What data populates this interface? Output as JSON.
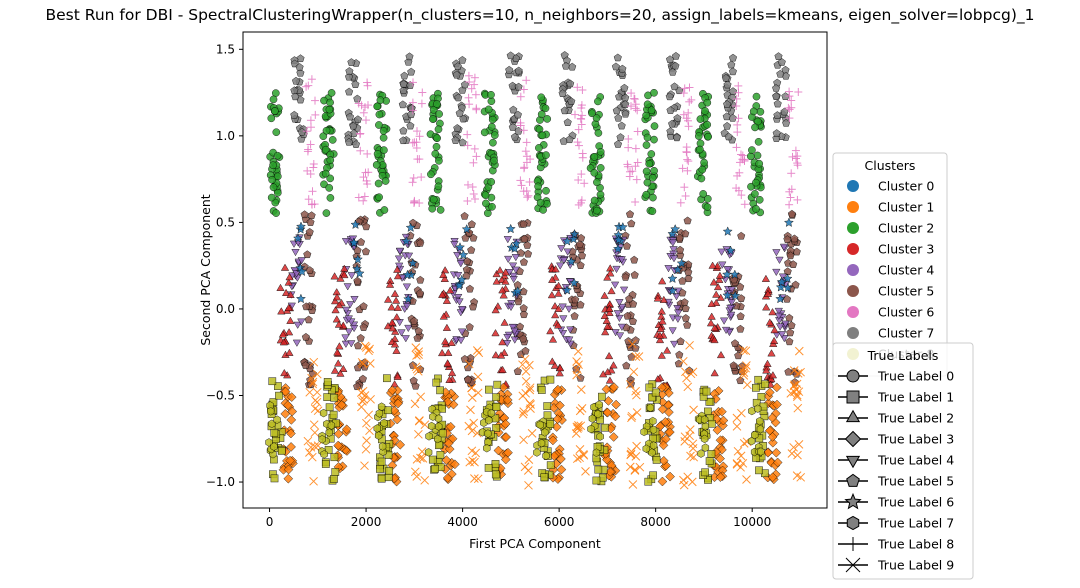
{
  "chart_data": {
    "type": "scatter",
    "title": "Best Run for DBI - SpectralClusteringWrapper(n_clusters=10, n_neighbors=20, assign_labels=kmeans, eigen_solver=lobpcg)_1",
    "xlabel": "First PCA Component",
    "ylabel": "Second PCA Component",
    "xlim": [
      -550,
      11550
    ],
    "ylim": [
      -1.15,
      1.6
    ],
    "xticks": [
      0,
      2000,
      4000,
      6000,
      8000,
      10000
    ],
    "yticks": [
      -1.0,
      -0.5,
      0.0,
      0.5,
      1.0,
      1.5
    ],
    "xtick_labels": [
      "0",
      "2000",
      "4000",
      "6000",
      "8000",
      "10000"
    ],
    "ytick_labels": [
      "−1.0",
      "−0.5",
      "0.0",
      "0.5",
      "1.0",
      "1.5"
    ],
    "grid": false,
    "cluster_legend": {
      "title": "Clusters",
      "placement": "center-right outside",
      "entries": [
        {
          "label": "Cluster 0",
          "color": "#1f77b4"
        },
        {
          "label": "Cluster 1",
          "color": "#ff7f0e"
        },
        {
          "label": "Cluster 2",
          "color": "#2ca02c"
        },
        {
          "label": "Cluster 3",
          "color": "#d62728"
        },
        {
          "label": "Cluster 4",
          "color": "#9467bd"
        },
        {
          "label": "Cluster 5",
          "color": "#8c564b"
        },
        {
          "label": "Cluster 6",
          "color": "#e377c2"
        },
        {
          "label": "Cluster 7",
          "color": "#7f7f7f"
        },
        {
          "label": "Cluster 8",
          "color": "#bcbd22"
        }
      ]
    },
    "label_legend": {
      "title": "True Labels",
      "placement": "lower-right outside",
      "entries": [
        {
          "label": "True Label 0",
          "marker": "circle"
        },
        {
          "label": "True Label 1",
          "marker": "square"
        },
        {
          "label": "True Label 2",
          "marker": "triangle-up"
        },
        {
          "label": "True Label 3",
          "marker": "diamond"
        },
        {
          "label": "True Label 4",
          "marker": "triangle-down"
        },
        {
          "label": "True Label 5",
          "marker": "pentagon"
        },
        {
          "label": "True Label 6",
          "marker": "star"
        },
        {
          "label": "True Label 7",
          "marker": "hexagon"
        },
        {
          "label": "True Label 8",
          "marker": "plus"
        },
        {
          "label": "True Label 9",
          "marker": "x"
        }
      ]
    },
    "series": [
      {
        "cluster": 2,
        "marker": "circle",
        "x_centers": [
          100,
          1220,
          2320,
          3440,
          4560,
          5660,
          6760,
          7880,
          8980,
          10080
        ],
        "y_range": [
          0.55,
          1.25
        ],
        "count": 36
      },
      {
        "cluster": 7,
        "marker": "pentagon",
        "x_centers": [
          620,
          1740,
          2840,
          3960,
          5060,
          6180,
          7280,
          8400,
          9500,
          10600
        ],
        "y_range": [
          0.95,
          1.48
        ],
        "count": 22
      },
      {
        "cluster": 6,
        "marker": "plus",
        "x_centers": [
          850,
          1950,
          3070,
          4180,
          5290,
          6410,
          7520,
          8630,
          9740,
          10850
        ],
        "y_range": [
          0.6,
          1.35
        ],
        "count": 20
      },
      {
        "cluster": 5,
        "marker": "pentagon",
        "x_centers": [
          800,
          1900,
          3020,
          4140,
          5250,
          6370,
          7480,
          8590,
          9700,
          10820
        ],
        "y_range": [
          -0.45,
          0.55
        ],
        "count": 26
      },
      {
        "cluster": 4,
        "marker": "triangle-down",
        "x_centers": [
          560,
          1680,
          2790,
          3900,
          5020,
          6130,
          7250,
          8360,
          9470,
          10590
        ],
        "y_range": [
          -0.2,
          0.42
        ],
        "count": 22
      },
      {
        "cluster": 3,
        "marker": "triangle-up",
        "x_centers": [
          330,
          1450,
          2560,
          3680,
          4790,
          5910,
          7020,
          8140,
          9250,
          10360
        ],
        "y_range": [
          -0.45,
          0.25
        ],
        "count": 22
      },
      {
        "cluster": 0,
        "marker": "star",
        "x_centers": [
          640,
          1760,
          2870,
          3990,
          5100,
          6220,
          7330,
          8450,
          9560,
          10680
        ],
        "y_range": [
          0.05,
          0.5
        ],
        "count": 6
      },
      {
        "cluster": 1,
        "marker": "diamond",
        "x_centers": [
          380,
          1500,
          2610,
          3730,
          4840,
          5960,
          7070,
          8190,
          9300,
          10420
        ],
        "y_range": [
          -1.0,
          -0.45
        ],
        "count": 26
      },
      {
        "cluster": 1,
        "marker": "x",
        "x_centers": [
          900,
          2000,
          3120,
          4230,
          5340,
          6460,
          7570,
          8680,
          9790,
          10910
        ],
        "y_range": [
          -1.02,
          -0.2
        ],
        "count": 20
      },
      {
        "cluster": 8,
        "marker": "square",
        "x_centers": [
          150,
          1270,
          2380,
          3490,
          4610,
          5720,
          6840,
          7950,
          9060,
          10180
        ],
        "y_range": [
          -1.0,
          -0.4
        ],
        "count": 22
      },
      {
        "cluster": 8,
        "marker": "hexagon",
        "x_centers": [
          60,
          1180,
          2290,
          3400,
          4520,
          5630,
          6750,
          7860,
          8970,
          10090
        ],
        "y_range": [
          -0.85,
          -0.55
        ],
        "count": 10
      }
    ]
  }
}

----

EXERCISE GOAL: Your answer should be a single number: how many lines in the data above include "right"?

SOLUTION FOR THIS EXERCISE: 2